* _Records from a collection_:
____________________

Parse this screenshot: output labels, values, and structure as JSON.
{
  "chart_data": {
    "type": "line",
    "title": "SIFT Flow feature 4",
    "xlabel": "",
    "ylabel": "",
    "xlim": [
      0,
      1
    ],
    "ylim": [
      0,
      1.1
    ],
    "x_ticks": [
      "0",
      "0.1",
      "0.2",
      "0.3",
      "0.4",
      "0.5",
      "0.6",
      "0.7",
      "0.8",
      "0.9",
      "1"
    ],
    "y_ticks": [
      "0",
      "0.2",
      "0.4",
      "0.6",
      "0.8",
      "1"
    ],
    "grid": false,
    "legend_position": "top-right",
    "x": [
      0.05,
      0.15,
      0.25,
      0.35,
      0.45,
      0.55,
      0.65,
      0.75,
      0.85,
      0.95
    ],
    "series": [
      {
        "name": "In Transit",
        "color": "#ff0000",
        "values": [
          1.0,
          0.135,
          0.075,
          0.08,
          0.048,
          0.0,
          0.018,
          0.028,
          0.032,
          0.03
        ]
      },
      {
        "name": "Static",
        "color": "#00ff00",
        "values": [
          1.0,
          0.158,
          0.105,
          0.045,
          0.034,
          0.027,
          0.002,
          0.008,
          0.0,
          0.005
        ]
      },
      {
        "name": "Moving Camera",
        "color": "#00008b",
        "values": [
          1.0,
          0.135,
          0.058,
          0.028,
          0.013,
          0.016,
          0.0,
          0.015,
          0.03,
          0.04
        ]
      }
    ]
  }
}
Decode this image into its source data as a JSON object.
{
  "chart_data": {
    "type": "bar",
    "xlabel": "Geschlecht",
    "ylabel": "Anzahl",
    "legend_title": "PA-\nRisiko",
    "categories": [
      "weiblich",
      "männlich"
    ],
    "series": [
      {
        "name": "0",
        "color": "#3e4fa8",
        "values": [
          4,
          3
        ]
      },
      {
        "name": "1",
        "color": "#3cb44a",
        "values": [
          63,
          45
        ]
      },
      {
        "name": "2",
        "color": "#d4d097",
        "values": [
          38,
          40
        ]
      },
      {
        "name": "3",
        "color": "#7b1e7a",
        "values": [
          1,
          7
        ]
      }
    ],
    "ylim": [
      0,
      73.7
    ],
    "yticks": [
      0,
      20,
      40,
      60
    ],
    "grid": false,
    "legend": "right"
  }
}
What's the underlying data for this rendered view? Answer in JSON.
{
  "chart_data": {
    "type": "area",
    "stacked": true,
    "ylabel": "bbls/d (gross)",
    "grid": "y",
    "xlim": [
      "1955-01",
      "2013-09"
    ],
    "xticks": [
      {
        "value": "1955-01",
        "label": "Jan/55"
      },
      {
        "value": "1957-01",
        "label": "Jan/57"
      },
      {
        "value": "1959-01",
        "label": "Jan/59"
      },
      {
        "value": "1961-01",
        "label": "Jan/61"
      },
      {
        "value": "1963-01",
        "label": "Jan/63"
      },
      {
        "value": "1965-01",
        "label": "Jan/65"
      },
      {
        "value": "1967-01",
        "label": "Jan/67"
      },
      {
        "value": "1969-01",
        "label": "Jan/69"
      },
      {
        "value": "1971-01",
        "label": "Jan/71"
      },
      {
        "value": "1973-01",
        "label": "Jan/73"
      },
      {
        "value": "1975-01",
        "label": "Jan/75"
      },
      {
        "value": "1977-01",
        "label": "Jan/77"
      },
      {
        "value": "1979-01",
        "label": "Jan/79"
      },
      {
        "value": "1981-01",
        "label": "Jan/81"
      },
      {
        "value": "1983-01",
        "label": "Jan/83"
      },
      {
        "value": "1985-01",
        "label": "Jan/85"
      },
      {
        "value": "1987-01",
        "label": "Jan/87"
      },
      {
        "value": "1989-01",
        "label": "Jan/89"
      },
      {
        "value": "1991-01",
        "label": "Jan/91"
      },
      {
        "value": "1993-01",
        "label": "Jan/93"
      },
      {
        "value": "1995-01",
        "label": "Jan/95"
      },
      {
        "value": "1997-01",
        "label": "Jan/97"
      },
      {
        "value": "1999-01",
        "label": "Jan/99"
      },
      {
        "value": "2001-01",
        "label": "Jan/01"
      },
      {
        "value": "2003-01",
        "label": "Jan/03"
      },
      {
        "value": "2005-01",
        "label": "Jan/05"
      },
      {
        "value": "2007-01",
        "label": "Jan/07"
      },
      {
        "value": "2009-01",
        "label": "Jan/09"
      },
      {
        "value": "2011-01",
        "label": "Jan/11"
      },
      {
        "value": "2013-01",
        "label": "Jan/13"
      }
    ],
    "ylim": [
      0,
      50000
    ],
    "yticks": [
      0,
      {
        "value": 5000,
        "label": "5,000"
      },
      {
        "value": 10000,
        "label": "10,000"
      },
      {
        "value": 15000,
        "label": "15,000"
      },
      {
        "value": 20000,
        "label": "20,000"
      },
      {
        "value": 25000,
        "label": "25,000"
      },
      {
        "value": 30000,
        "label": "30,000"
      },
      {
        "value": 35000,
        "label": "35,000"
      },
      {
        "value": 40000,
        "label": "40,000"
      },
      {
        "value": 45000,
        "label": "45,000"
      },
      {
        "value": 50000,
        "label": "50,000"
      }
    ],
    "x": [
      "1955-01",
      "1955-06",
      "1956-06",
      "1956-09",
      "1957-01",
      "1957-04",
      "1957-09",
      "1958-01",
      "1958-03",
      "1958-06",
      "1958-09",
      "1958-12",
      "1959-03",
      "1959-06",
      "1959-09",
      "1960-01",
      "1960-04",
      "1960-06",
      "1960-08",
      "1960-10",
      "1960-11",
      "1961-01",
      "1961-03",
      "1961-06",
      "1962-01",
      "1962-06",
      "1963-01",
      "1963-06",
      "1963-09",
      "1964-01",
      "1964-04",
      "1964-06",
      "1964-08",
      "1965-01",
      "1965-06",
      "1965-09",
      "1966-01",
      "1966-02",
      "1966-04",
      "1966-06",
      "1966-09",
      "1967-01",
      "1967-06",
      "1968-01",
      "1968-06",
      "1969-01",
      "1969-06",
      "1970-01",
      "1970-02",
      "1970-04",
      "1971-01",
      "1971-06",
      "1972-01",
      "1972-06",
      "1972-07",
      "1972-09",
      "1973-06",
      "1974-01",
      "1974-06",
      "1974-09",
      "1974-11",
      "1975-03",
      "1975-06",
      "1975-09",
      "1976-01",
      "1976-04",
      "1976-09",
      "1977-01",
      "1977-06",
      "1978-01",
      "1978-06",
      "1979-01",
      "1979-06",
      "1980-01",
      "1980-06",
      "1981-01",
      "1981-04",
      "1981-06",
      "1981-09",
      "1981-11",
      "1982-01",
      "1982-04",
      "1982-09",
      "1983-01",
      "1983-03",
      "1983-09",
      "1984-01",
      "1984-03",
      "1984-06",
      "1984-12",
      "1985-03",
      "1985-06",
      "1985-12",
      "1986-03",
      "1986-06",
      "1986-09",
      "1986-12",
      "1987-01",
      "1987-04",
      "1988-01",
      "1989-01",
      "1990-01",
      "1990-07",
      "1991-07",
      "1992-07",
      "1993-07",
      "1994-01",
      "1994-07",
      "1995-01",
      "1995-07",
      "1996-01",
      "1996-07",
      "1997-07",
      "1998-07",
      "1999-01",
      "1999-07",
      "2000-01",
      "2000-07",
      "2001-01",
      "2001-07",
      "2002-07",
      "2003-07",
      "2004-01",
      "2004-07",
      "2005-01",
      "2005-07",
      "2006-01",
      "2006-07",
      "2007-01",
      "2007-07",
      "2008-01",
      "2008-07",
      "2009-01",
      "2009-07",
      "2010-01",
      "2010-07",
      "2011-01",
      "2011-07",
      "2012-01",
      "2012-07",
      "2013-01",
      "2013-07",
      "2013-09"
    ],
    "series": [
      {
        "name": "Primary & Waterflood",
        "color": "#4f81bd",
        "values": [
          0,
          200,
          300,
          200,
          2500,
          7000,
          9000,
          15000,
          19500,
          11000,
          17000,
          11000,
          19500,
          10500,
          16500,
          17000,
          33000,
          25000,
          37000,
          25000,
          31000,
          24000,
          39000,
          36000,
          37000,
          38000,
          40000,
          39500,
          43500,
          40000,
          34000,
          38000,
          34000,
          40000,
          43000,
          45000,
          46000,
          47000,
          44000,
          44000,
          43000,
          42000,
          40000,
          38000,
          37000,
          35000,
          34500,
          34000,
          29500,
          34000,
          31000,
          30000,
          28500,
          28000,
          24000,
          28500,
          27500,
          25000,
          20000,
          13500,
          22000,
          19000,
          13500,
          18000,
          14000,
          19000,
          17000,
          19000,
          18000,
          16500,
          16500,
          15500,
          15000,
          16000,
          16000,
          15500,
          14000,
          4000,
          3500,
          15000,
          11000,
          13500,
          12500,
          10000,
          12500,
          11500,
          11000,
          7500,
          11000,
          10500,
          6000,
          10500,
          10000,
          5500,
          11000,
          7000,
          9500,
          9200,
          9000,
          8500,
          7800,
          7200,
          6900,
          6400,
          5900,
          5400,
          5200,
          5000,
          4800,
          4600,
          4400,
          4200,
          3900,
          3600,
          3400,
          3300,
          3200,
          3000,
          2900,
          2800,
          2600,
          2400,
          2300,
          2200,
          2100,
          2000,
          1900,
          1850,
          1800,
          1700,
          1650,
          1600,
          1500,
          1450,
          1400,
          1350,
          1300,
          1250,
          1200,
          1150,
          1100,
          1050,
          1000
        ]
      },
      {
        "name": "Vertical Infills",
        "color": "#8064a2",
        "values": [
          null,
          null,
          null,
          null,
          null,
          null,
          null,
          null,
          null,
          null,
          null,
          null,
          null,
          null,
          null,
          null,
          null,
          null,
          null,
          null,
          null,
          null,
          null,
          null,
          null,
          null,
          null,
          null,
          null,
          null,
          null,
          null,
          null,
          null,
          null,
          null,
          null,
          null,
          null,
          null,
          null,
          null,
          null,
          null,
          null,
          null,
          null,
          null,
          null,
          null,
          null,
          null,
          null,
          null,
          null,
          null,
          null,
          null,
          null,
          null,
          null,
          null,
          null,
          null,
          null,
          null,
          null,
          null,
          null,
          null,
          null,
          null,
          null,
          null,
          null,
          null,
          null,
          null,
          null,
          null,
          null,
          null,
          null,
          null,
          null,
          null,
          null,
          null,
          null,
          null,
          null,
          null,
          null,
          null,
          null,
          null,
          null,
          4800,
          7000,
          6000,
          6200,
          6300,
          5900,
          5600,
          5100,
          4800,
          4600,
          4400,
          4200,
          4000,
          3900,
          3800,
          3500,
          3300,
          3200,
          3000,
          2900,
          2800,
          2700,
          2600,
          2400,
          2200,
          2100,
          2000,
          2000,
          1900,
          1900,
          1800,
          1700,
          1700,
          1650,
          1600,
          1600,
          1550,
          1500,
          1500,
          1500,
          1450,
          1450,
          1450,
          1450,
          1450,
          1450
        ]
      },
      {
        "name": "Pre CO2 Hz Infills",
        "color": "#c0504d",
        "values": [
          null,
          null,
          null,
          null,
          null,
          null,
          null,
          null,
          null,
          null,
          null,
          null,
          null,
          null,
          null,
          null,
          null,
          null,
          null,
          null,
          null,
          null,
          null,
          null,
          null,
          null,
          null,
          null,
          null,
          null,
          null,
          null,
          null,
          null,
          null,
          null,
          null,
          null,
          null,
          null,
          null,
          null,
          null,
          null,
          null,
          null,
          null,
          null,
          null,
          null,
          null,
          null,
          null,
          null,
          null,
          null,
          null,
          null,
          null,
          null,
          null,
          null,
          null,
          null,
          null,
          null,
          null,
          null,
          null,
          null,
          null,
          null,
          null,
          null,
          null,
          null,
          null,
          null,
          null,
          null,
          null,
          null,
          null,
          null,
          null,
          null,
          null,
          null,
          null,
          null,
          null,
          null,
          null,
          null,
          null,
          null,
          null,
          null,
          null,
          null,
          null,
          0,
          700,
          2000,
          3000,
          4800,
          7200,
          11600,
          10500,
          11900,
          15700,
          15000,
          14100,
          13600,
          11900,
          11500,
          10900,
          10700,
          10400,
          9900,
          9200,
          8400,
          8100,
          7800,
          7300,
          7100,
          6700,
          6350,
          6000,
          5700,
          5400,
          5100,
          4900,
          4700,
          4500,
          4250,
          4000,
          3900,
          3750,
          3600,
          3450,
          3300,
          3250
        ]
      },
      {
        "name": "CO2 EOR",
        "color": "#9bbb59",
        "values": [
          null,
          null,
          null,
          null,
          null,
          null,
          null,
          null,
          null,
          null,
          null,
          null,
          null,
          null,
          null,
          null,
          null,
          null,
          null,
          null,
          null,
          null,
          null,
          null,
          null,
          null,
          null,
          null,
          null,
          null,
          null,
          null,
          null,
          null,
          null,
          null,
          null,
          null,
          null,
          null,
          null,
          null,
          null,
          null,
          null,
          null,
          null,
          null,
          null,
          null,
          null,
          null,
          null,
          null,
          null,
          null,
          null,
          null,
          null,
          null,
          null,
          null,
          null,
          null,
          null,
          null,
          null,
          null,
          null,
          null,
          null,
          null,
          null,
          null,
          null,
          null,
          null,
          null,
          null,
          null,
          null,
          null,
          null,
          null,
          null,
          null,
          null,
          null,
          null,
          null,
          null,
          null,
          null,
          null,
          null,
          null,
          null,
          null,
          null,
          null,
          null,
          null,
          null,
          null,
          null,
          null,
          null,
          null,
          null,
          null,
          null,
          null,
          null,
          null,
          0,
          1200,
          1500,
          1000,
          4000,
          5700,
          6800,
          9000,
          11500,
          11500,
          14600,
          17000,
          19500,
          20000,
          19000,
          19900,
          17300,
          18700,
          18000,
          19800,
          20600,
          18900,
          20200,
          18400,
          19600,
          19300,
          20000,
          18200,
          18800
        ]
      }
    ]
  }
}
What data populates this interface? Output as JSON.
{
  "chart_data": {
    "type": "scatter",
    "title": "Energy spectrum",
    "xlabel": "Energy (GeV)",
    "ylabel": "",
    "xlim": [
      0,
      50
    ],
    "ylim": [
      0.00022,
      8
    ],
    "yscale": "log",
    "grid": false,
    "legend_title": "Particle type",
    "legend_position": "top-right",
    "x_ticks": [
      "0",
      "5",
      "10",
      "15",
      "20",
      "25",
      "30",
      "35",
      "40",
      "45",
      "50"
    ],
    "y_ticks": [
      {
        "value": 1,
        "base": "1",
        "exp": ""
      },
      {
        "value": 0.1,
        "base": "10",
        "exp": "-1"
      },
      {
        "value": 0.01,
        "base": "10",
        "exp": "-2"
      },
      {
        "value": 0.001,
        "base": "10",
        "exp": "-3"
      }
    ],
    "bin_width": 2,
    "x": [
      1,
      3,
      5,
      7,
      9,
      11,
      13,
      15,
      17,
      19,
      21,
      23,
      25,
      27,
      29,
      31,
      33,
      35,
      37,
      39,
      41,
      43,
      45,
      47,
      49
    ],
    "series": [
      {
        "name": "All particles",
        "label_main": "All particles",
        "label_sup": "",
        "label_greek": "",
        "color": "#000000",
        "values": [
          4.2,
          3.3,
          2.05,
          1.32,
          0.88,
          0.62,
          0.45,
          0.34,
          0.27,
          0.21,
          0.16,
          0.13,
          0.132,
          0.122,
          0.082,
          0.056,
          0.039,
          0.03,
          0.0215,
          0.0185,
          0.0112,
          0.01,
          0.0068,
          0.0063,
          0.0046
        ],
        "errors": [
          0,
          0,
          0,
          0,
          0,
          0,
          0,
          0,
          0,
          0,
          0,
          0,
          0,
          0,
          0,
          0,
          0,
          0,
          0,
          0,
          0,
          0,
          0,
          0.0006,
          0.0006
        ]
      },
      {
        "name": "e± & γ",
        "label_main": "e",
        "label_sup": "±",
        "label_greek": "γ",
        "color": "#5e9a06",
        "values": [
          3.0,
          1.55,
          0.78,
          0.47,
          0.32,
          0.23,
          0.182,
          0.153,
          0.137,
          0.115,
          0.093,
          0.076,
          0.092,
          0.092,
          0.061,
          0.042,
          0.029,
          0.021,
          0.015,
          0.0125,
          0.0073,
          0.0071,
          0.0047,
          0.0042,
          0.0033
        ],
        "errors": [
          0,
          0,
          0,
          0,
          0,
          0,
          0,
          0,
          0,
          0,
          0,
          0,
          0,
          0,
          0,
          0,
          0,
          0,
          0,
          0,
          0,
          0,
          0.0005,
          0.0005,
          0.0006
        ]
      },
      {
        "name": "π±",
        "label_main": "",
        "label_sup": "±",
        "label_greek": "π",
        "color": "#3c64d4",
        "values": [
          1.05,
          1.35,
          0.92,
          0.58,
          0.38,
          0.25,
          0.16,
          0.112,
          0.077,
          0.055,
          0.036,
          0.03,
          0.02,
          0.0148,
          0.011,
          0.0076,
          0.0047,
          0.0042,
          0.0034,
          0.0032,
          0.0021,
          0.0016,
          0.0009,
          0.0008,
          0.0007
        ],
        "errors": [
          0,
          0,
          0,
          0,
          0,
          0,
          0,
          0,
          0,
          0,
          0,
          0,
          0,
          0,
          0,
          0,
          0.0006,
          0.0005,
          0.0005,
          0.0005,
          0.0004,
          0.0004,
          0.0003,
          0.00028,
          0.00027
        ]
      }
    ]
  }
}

____________________

* _Request_: Extract each line from the listing that holds the word "this".

* _Solution_:
Parse this screenshot: output labels, values, and structure as JSON.
Decode this image into its source data as a JSON object.
What's the underlying data for this rendered view? Answer in JSON.
What data populates this interface? Output as JSON.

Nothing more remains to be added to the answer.